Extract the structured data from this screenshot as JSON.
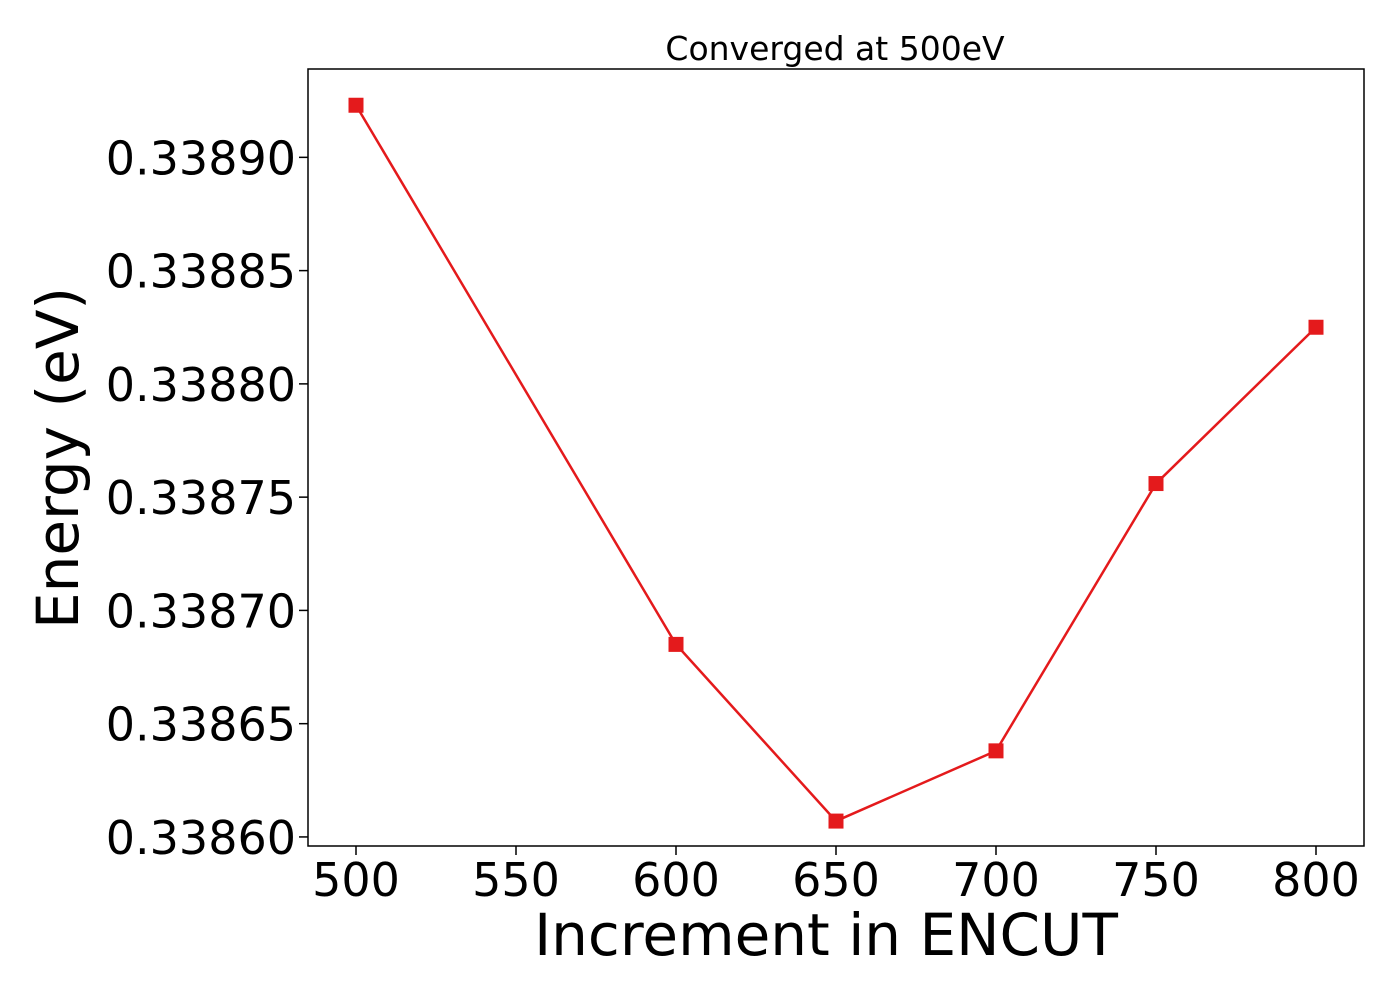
{
  "chart_data": {
    "type": "line",
    "title": "Converged at 500eV",
    "xlabel": "Increment in ENCUT",
    "ylabel": "Energy (eV)",
    "x": [
      500,
      600,
      650,
      700,
      750,
      800
    ],
    "series": [
      {
        "values": [
          0.338923,
          0.338685,
          0.338607,
          0.338638,
          0.338756,
          0.338825
        ],
        "color": "#e41a1c",
        "marker": "square"
      }
    ],
    "xticks": [
      "500",
      "550",
      "600",
      "650",
      "700",
      "750",
      "800"
    ],
    "xtick_values": [
      500,
      550,
      600,
      650,
      700,
      750,
      800
    ],
    "yticks": [
      "0.33860",
      "0.33865",
      "0.33870",
      "0.33875",
      "0.33880",
      "0.33885",
      "0.33890"
    ],
    "ytick_values": [
      0.3386,
      0.33865,
      0.3387,
      0.33875,
      0.3388,
      0.33885,
      0.3389
    ],
    "xlim": [
      485,
      815
    ],
    "ylim": [
      0.338596,
      0.338939
    ],
    "grid": false,
    "legend": "none"
  }
}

# # # # #

> [Written exercise]
Every record above must be given again exactly; drop the pictures.

> [The result]
Extract the structured data from this screenshot as JSON.
{
  "chart_data": {
    "type": "line",
    "title": "Converged at 500eV",
    "xlabel": "Increment in ENCUT",
    "ylabel": "Energy (eV)",
    "x": [
      500,
      600,
      650,
      700,
      750,
      800
    ],
    "series": [
      {
        "values": [
          0.338923,
          0.338685,
          0.338607,
          0.338638,
          0.338756,
          0.338825
        ],
        "color": "#e41a1c",
        "marker": "square"
      }
    ],
    "xticks": [
      "500",
      "550",
      "600",
      "650",
      "700",
      "750",
      "800"
    ],
    "xtick_values": [
      500,
      550,
      600,
      650,
      700,
      750,
      800
    ],
    "yticks": [
      "0.33860",
      "0.33865",
      "0.33870",
      "0.33875",
      "0.33880",
      "0.33885",
      "0.33890"
    ],
    "ytick_values": [
      0.3386,
      0.33865,
      0.3387,
      0.33875,
      0.3388,
      0.33885,
      0.3389
    ],
    "xlim": [
      485,
      815
    ],
    "ylim": [
      0.338596,
      0.338939
    ],
    "grid": false,
    "legend": "none"
  }
}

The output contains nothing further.